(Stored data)
>> start

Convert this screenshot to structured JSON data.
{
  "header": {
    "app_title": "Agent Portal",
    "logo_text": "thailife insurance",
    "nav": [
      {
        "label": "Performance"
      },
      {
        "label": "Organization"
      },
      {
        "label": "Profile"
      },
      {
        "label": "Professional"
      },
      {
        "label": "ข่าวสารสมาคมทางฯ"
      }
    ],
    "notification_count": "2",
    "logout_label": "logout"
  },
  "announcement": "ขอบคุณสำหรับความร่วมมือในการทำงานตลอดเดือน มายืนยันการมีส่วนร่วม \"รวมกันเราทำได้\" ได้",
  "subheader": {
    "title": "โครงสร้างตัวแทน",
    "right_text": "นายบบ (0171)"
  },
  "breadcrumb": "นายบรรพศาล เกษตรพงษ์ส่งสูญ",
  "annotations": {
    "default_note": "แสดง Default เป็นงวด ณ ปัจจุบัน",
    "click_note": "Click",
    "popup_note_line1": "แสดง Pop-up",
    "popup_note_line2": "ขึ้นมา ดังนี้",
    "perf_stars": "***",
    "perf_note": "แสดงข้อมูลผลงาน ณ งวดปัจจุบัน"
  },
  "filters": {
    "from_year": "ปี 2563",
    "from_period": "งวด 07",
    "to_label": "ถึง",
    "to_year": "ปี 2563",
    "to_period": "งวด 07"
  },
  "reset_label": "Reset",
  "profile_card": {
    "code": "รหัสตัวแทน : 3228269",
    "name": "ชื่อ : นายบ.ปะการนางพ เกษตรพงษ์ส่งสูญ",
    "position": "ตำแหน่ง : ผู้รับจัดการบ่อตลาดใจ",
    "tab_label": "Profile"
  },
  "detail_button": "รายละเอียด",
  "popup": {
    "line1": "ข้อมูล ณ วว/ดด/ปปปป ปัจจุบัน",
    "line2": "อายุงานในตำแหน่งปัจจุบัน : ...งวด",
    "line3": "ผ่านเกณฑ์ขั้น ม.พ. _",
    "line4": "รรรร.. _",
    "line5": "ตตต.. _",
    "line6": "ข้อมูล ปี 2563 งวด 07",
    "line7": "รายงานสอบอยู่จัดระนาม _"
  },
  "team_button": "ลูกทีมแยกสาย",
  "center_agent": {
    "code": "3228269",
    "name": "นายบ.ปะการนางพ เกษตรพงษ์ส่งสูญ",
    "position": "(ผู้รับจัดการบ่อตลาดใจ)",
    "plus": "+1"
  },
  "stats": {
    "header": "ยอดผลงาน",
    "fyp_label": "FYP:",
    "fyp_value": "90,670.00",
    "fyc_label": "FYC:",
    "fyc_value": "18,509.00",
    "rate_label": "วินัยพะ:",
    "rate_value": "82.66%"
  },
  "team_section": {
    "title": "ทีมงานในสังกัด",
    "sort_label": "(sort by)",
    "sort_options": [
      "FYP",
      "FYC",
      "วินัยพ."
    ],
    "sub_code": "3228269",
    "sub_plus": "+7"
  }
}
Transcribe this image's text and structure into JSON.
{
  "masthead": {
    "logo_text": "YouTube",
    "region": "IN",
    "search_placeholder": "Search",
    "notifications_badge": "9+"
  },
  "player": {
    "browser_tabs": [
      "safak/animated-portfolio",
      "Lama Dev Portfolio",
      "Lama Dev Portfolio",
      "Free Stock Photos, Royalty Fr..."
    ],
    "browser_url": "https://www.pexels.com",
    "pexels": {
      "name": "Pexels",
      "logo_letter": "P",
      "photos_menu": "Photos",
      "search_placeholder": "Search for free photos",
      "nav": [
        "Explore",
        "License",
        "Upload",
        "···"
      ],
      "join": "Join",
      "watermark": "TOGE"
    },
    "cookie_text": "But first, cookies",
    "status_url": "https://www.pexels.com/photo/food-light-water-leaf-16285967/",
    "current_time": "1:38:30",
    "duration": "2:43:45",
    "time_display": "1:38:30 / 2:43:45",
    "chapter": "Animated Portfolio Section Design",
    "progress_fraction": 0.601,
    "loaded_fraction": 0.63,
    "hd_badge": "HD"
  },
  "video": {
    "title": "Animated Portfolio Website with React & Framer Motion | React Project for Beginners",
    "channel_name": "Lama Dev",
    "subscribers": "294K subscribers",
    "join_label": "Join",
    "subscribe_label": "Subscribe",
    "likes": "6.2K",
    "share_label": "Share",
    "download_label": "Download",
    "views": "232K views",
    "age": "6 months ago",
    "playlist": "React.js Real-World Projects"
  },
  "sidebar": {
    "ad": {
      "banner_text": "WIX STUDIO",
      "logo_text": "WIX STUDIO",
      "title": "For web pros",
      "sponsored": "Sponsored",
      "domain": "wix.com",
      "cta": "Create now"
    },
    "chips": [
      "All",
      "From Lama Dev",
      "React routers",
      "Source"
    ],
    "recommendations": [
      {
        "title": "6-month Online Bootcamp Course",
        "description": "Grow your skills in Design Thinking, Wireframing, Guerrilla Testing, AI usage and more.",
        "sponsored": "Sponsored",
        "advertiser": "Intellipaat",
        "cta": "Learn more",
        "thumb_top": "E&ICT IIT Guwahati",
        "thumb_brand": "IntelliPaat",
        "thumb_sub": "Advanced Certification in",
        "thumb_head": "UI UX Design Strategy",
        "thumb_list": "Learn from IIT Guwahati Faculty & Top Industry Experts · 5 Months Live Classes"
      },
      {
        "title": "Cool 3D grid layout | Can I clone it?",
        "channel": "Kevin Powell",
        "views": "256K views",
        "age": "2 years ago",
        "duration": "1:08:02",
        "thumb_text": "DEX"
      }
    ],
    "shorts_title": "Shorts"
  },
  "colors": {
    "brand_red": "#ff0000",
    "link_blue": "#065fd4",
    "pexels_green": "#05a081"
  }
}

>> end

◆ **EXERCISE DESCRIPTION**: From the records above, extract every line exactly as it stands.

◆ **RESULT OF THE EXERCISE**:
Convert this screenshot to structured JSON data.
{
  "header": {
    "app_title": "Agent Portal",
    "logo_text": "thailife insurance",
    "nav": [
      {
        "label": "Performance"
      },
      {
        "label": "Organization"
      },
      {
        "label": "Profile"
      },
      {
        "label": "Professional"
      },
      {
        "label": "ข่าวสารสมาคมทางฯ"
      }
    ],
    "notification_count": "2",
    "logout_label": "logout"
  },
  "announcement": "ขอบคุณสำหรับความร่วมมือในการทำงานตลอดเดือน มายืนยันการมีส่วนร่วม \"รวมกันเราทำได้\" ได้",
  "subheader": {
    "title": "โครงสร้างตัวแทน",
    "right_text": "นายบบ (0171)"
  },
  "breadcrumb": "นายบรรพศาล เกษตรพงษ์ส่งสูญ",
  "annotations": {
    "default_note": "แสดง Default เป็นงวด ณ ปัจจุบัน",
    "click_note": "Click",
    "popup_note_line1": "แสดง Pop-up",
    "popup_note_line2": "ขึ้นมา ดังนี้",
    "perf_stars": "***",
    "perf_note": "แสดงข้อมูลผลงาน ณ งวดปัจจุบัน"
  },
  "filters": {
    "from_year": "ปี 2563",
    "from_period": "งวด 07",
    "to_label": "ถึง",
    "to_year": "ปี 2563",
    "to_period": "งวด 07"
  },
  "reset_label": "Reset",
  "profile_card": {
    "code": "รหัสตัวแทน : 3228269",
    "name": "ชื่อ : นายบ.ปะการนางพ เกษตรพงษ์ส่งสูญ",
    "position": "ตำแหน่ง : ผู้รับจัดการบ่อตลาดใจ",
    "tab_label": "Profile"
  },
  "detail_button": "รายละเอียด",
  "popup": {
    "line1": "ข้อมูล ณ วว/ดด/ปปปป ปัจจุบัน",
    "line2": "อายุงานในตำแหน่งปัจจุบัน : ...งวด",
    "line3": "ผ่านเกณฑ์ขั้น ม.พ. _",
    "line4": "รรรร.. _",
    "line5": "ตตต.. _",
    "line6": "ข้อมูล ปี 2563 งวด 07",
    "line7": "รายงานสอบอยู่จัดระนาม _"
  },
  "team_button": "ลูกทีมแยกสาย",
  "center_agent": {
    "code": "3228269",
    "name": "นายบ.ปะการนางพ เกษตรพงษ์ส่งสูญ",
    "position": "(ผู้รับจัดการบ่อตลาดใจ)",
    "plus": "+1"
  },
  "stats": {
    "header": "ยอดผลงาน",
    "fyp_label": "FYP:",
    "fyp_value": "90,670.00",
    "fyc_label": "FYC:",
    "fyc_value": "18,509.00",
    "rate_label": "วินัยพะ:",
    "rate_value": "82.66%"
  },
  "team_section": {
    "title": "ทีมงานในสังกัด",
    "sort_label": "(sort by)",
    "sort_options": [
      "FYP",
      "FYC",
      "วินัยพ."
    ],
    "sub_code": "3228269",
    "sub_plus": "+7"
  }
}
Transcribe this image's text and structure into JSON.
{
  "masthead": {
    "logo_text": "YouTube",
    "region": "IN",
    "search_placeholder": "Search",
    "notifications_badge": "9+"
  },
  "player": {
    "browser_tabs": [
      "safak/animated-portfolio",
      "Lama Dev Portfolio",
      "Lama Dev Portfolio",
      "Free Stock Photos, Royalty Fr..."
    ],
    "browser_url": "https://www.pexels.com",
    "pexels": {
      "name": "Pexels",
      "logo_letter": "P",
      "photos_menu": "Photos",
      "search_placeholder": "Search for free photos",
      "nav": [
        "Explore",
        "License",
        "Upload",
        "···"
      ],
      "join": "Join",
      "watermark": "TOGE"
    },
    "cookie_text": "But first, cookies",
    "status_url": "https://www.pexels.com/photo/food-light-water-leaf-16285967/",
    "current_time": "1:38:30",
    "duration": "2:43:45",
    "time_display": "1:38:30 / 2:43:45",
    "chapter": "Animated Portfolio Section Design",
    "progress_fraction": 0.601,
    "loaded_fraction": 0.63,
    "hd_badge": "HD"
  },
  "video": {
    "title": "Animated Portfolio Website with React & Framer Motion | React Project for Beginners",
    "channel_name": "Lama Dev",
    "subscribers": "294K subscribers",
    "join_label": "Join",
    "subscribe_label": "Subscribe",
    "likes": "6.2K",
    "share_label": "Share",
    "download_label": "Download",
    "views": "232K views",
    "age": "6 months ago",
    "playlist": "React.js Real-World Projects"
  },
  "sidebar": {
    "ad": {
      "banner_text": "WIX STUDIO",
      "logo_text": "WIX STUDIO",
      "title": "For web pros",
      "sponsored": "Sponsored",
      "domain": "wix.com",
      "cta": "Create now"
    },
    "chips": [
      "All",
      "From Lama Dev",
      "React routers",
      "Source"
    ],
    "recommendations": [
      {
        "title": "6-month Online Bootcamp Course",
        "description": "Grow your skills in Design Thinking, Wireframing, Guerrilla Testing, AI usage and more.",
        "sponsored": "Sponsored",
        "advertiser": "Intellipaat",
        "cta": "Learn more",
        "thumb_top": "E&ICT IIT Guwahati",
        "thumb_brand": "IntelliPaat",
        "thumb_sub": "Advanced Certification in",
        "thumb_head": "UI UX Design Strategy",
        "thumb_list": "Learn from IIT Guwahati Faculty & Top Industry Experts · 5 Months Live Classes"
      },
      {
        "title": "Cool 3D grid layout | Can I clone it?",
        "channel": "Kevin Powell",
        "views": "256K views",
        "age": "2 years ago",
        "duration": "1:08:02",
        "thumb_text": "DEX"
      }
    ],
    "shorts_title": "Shorts"
  },
  "colors": {
    "brand_red": "#ff0000",
    "link_blue": "#065fd4",
    "pexels_green": "#05a081"
  }
}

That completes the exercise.